PROBLEM REQUIREMENTS » Omit any picture, and return the remaining data exactly as written.

(Recorded data)
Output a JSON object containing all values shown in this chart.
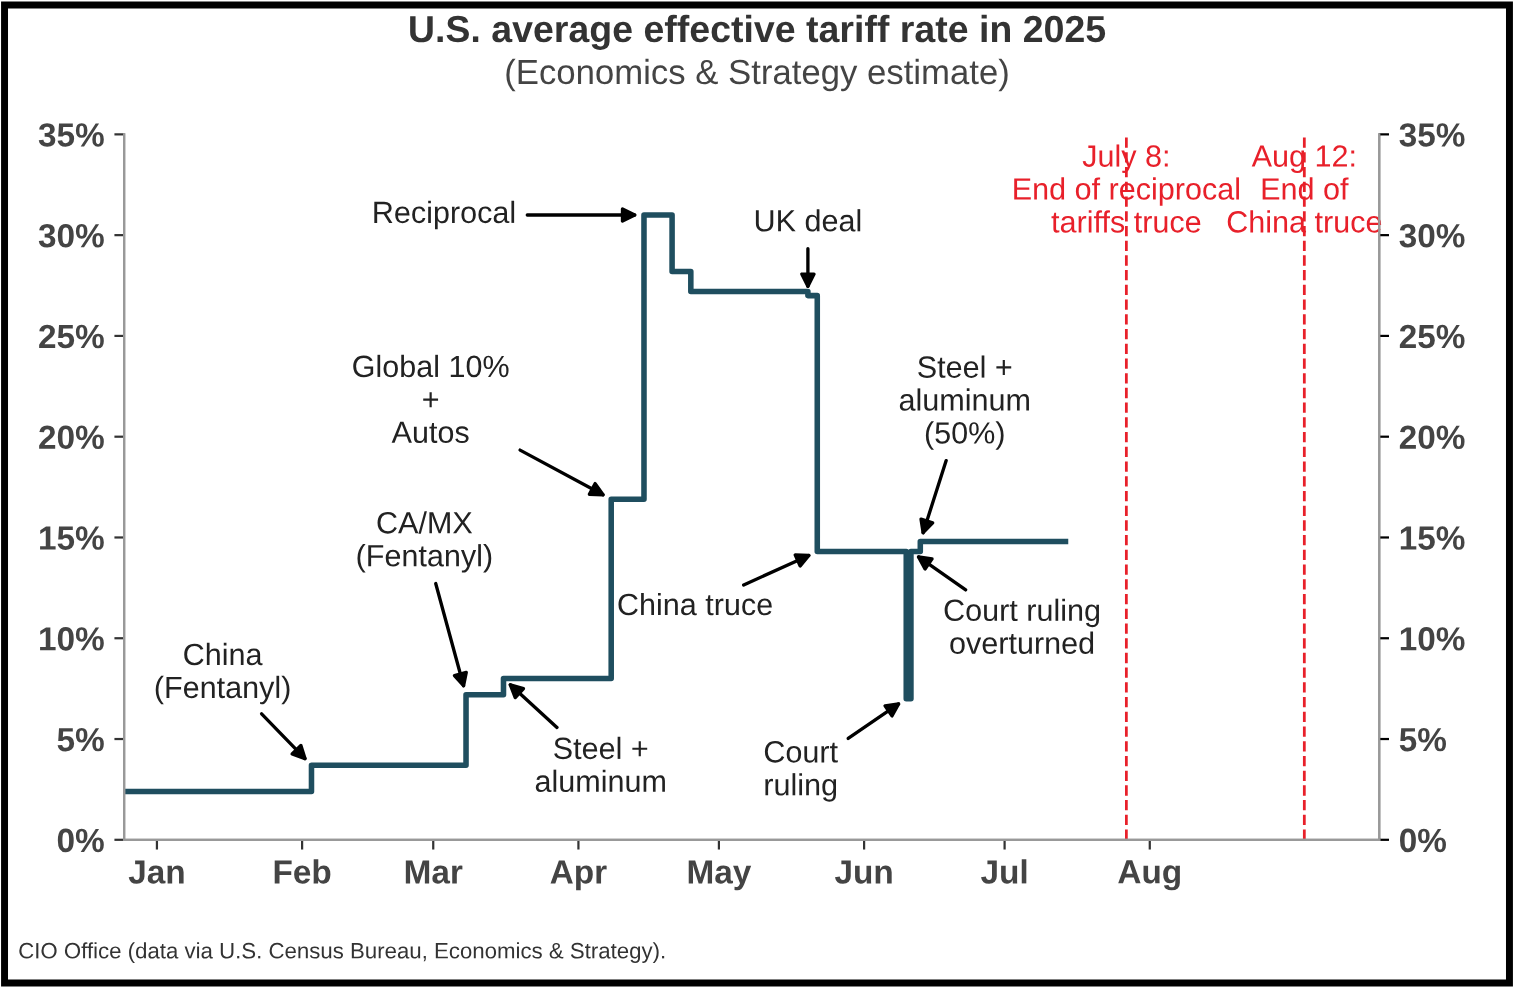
{
  "chart_data": {
    "type": "step",
    "title": "U.S. average effective tariff rate in 2025",
    "subtitle": "(Economics & Strategy estimate)",
    "x": [
      "2024-12-25",
      "2025-02-03",
      "2025-03-08",
      "2025-03-16",
      "2025-04-08",
      "2025-04-15",
      "2025-04-21",
      "2025-04-25",
      "2025-05-20",
      "2025-05-22",
      "2025-06-10",
      "2025-06-11",
      "2025-06-13",
      "2025-07-14"
    ],
    "series": [
      {
        "color": "#1f4e5f",
        "values": [
          2.4,
          3.7,
          7.2,
          8.0,
          16.9,
          31.0,
          28.2,
          27.2,
          27.0,
          14.3,
          7.0,
          14.3,
          14.8,
          14.8
        ]
      }
    ],
    "xlim": [
      "2024-12-25",
      "2025-09-19"
    ],
    "xticks": [
      {
        "value": "2025-01-01",
        "label": "Jan"
      },
      {
        "value": "2025-02-01",
        "label": "Feb"
      },
      {
        "value": "2025-03-01",
        "label": "Mar"
      },
      {
        "value": "2025-04-01",
        "label": "Apr"
      },
      {
        "value": "2025-05-01",
        "label": "May"
      },
      {
        "value": "2025-06-01",
        "label": "Jun"
      },
      {
        "value": "2025-07-01",
        "label": "Jul"
      },
      {
        "value": "2025-08-01",
        "label": "Aug"
      }
    ],
    "ylim": [
      0,
      35
    ],
    "yticks": [
      {
        "value": 0,
        "label": "0%"
      },
      {
        "value": 5,
        "label": "5%"
      },
      {
        "value": 10,
        "label": "10%"
      },
      {
        "value": 15,
        "label": "15%"
      },
      {
        "value": 20,
        "label": "20%"
      },
      {
        "value": 25,
        "label": "25%"
      },
      {
        "value": 30,
        "label": "30%"
      },
      {
        "value": 35,
        "label": "35%"
      }
    ],
    "y2lim": [
      0,
      35
    ],
    "y2ticks": [
      {
        "value": 0,
        "label": "0%"
      },
      {
        "value": 5,
        "label": "5%"
      },
      {
        "value": 10,
        "label": "10%"
      },
      {
        "value": 15,
        "label": "15%"
      },
      {
        "value": 20,
        "label": "20%"
      },
      {
        "value": 25,
        "label": "25%"
      },
      {
        "value": 30,
        "label": "30%"
      },
      {
        "value": 35,
        "label": "35%"
      }
    ],
    "ref_lines": [
      {
        "axis": "x",
        "value": "2025-07-27",
        "label": "July 8:\nEnd of reciprocal\ntariffs truce",
        "color": "#e8202a",
        "line_style": "dashed"
      },
      {
        "axis": "x",
        "value": "2025-09-03",
        "label": "Aug 12:\nEnd of\nChina truce",
        "color": "#e8202a",
        "line_style": "dashed"
      }
    ],
    "annotations": [
      {
        "text": "China\n(Fentanyl)",
        "x": "2025-02-03",
        "y": 3.7
      },
      {
        "text": "CA/MX\n(Fentanyl)",
        "x": "2025-03-08",
        "y": 7.2
      },
      {
        "text": "Steel +\naluminum",
        "x": "2025-03-16",
        "y": 8.0
      },
      {
        "text": "Global 10%\n+\nAutos",
        "x": "2025-04-08",
        "y": 16.9
      },
      {
        "text": "Reciprocal",
        "x": "2025-04-15",
        "y": 31.0
      },
      {
        "text": "UK deal",
        "x": "2025-05-20",
        "y": 27.0
      },
      {
        "text": "China truce",
        "x": "2025-05-22",
        "y": 14.3
      },
      {
        "text": "Court\nruling",
        "x": "2025-06-10",
        "y": 7.0
      },
      {
        "text": "Steel +\naluminum\n(50%)",
        "x": "2025-06-13",
        "y": 14.8
      },
      {
        "text": "Court ruling\noverturned",
        "x": "2025-06-11",
        "y": 14.3
      },
      "CIO Office (data via U.S. Census Bureau, Economics & Strategy)."
    ],
    "grid": false,
    "legend": false,
    "line_style": "solid",
    "marker": "none"
  }
}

COMPLETE ANSWER »
Output a JSON object containing all values shown in this chart.
{
  "chart_data": {
    "type": "step",
    "title": "U.S. average effective tariff rate in 2025",
    "subtitle": "(Economics & Strategy estimate)",
    "x": [
      "2024-12-25",
      "2025-02-03",
      "2025-03-08",
      "2025-03-16",
      "2025-04-08",
      "2025-04-15",
      "2025-04-21",
      "2025-04-25",
      "2025-05-20",
      "2025-05-22",
      "2025-06-10",
      "2025-06-11",
      "2025-06-13",
      "2025-07-14"
    ],
    "series": [
      {
        "color": "#1f4e5f",
        "values": [
          2.4,
          3.7,
          7.2,
          8.0,
          16.9,
          31.0,
          28.2,
          27.2,
          27.0,
          14.3,
          7.0,
          14.3,
          14.8,
          14.8
        ]
      }
    ],
    "xlim": [
      "2024-12-25",
      "2025-09-19"
    ],
    "xticks": [
      {
        "value": "2025-01-01",
        "label": "Jan"
      },
      {
        "value": "2025-02-01",
        "label": "Feb"
      },
      {
        "value": "2025-03-01",
        "label": "Mar"
      },
      {
        "value": "2025-04-01",
        "label": "Apr"
      },
      {
        "value": "2025-05-01",
        "label": "May"
      },
      {
        "value": "2025-06-01",
        "label": "Jun"
      },
      {
        "value": "2025-07-01",
        "label": "Jul"
      },
      {
        "value": "2025-08-01",
        "label": "Aug"
      }
    ],
    "ylim": [
      0,
      35
    ],
    "yticks": [
      {
        "value": 0,
        "label": "0%"
      },
      {
        "value": 5,
        "label": "5%"
      },
      {
        "value": 10,
        "label": "10%"
      },
      {
        "value": 15,
        "label": "15%"
      },
      {
        "value": 20,
        "label": "20%"
      },
      {
        "value": 25,
        "label": "25%"
      },
      {
        "value": 30,
        "label": "30%"
      },
      {
        "value": 35,
        "label": "35%"
      }
    ],
    "y2lim": [
      0,
      35
    ],
    "y2ticks": [
      {
        "value": 0,
        "label": "0%"
      },
      {
        "value": 5,
        "label": "5%"
      },
      {
        "value": 10,
        "label": "10%"
      },
      {
        "value": 15,
        "label": "15%"
      },
      {
        "value": 20,
        "label": "20%"
      },
      {
        "value": 25,
        "label": "25%"
      },
      {
        "value": 30,
        "label": "30%"
      },
      {
        "value": 35,
        "label": "35%"
      }
    ],
    "ref_lines": [
      {
        "axis": "x",
        "value": "2025-07-27",
        "label": "July 8:\nEnd of reciprocal\ntariffs truce",
        "color": "#e8202a",
        "line_style": "dashed"
      },
      {
        "axis": "x",
        "value": "2025-09-03",
        "label": "Aug 12:\nEnd of\nChina truce",
        "color": "#e8202a",
        "line_style": "dashed"
      }
    ],
    "annotations": [
      {
        "text": "China\n(Fentanyl)",
        "x": "2025-02-03",
        "y": 3.7
      },
      {
        "text": "CA/MX\n(Fentanyl)",
        "x": "2025-03-08",
        "y": 7.2
      },
      {
        "text": "Steel +\naluminum",
        "x": "2025-03-16",
        "y": 8.0
      },
      {
        "text": "Global 10%\n+\nAutos",
        "x": "2025-04-08",
        "y": 16.9
      },
      {
        "text": "Reciprocal",
        "x": "2025-04-15",
        "y": 31.0
      },
      {
        "text": "UK deal",
        "x": "2025-05-20",
        "y": 27.0
      },
      {
        "text": "China truce",
        "x": "2025-05-22",
        "y": 14.3
      },
      {
        "text": "Court\nruling",
        "x": "2025-06-10",
        "y": 7.0
      },
      {
        "text": "Steel +\naluminum\n(50%)",
        "x": "2025-06-13",
        "y": 14.8
      },
      {
        "text": "Court ruling\noverturned",
        "x": "2025-06-11",
        "y": 14.3
      },
      "CIO Office (data via U.S. Census Bureau, Economics & Strategy)."
    ],
    "grid": false,
    "legend": false,
    "line_style": "solid",
    "marker": "none"
  }
}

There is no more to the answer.